Exercise directions> In the entries below, find the lines that contain the word "холодного" and copy them.

Exercise data>

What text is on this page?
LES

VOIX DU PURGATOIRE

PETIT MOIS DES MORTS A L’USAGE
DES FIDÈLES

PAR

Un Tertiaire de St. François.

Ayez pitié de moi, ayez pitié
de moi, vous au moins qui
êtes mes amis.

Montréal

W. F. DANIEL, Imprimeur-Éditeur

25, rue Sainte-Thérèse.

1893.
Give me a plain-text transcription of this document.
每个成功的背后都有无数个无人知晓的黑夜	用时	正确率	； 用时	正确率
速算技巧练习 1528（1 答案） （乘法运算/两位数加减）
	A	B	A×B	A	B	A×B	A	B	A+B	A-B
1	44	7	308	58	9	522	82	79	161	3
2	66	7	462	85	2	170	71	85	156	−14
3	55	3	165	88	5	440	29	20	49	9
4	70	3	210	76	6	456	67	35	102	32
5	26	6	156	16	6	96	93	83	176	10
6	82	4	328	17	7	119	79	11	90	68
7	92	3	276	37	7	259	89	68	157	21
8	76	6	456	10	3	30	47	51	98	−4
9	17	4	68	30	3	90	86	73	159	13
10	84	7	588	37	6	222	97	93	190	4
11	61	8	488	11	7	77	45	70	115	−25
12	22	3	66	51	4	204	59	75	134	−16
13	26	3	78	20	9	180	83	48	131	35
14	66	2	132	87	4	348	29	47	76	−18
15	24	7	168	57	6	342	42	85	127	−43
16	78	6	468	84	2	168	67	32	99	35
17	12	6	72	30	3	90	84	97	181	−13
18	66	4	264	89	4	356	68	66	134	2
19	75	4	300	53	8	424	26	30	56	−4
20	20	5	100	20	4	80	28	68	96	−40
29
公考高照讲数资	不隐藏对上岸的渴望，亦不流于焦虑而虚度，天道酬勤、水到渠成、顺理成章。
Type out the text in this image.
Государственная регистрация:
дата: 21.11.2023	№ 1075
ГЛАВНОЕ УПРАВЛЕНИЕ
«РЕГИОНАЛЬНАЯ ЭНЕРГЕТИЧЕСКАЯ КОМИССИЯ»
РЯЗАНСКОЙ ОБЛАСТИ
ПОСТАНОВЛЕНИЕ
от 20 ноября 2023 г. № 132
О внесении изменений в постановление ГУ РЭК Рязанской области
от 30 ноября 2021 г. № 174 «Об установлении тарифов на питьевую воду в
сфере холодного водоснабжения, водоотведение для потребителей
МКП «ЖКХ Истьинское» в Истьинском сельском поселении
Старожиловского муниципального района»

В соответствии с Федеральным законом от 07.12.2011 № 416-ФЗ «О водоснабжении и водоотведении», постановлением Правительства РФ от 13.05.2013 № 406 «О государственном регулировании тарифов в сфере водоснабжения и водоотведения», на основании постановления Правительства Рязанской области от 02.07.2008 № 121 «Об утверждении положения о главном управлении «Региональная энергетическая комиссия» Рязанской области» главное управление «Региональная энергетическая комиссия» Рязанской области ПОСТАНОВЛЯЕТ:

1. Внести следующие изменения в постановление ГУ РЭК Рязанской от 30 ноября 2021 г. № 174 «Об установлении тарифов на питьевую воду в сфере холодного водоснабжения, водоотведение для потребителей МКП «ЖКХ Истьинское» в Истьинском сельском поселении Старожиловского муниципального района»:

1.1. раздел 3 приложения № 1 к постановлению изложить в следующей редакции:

The output>
сфере холодного водоснабжения, водоотведение для потребителей
1. Внести следующие изменения в постановление ГУ РЭК Рязанской от 30 ноября 2021 г. № 174 «Об установлении тарифов на питьевую воду в сфере холодного водоснабжения, водоотведение для потребителей МКП «ЖКХ Истьинское» в Истьинском сельском поселении Старожиловского муниципального района»:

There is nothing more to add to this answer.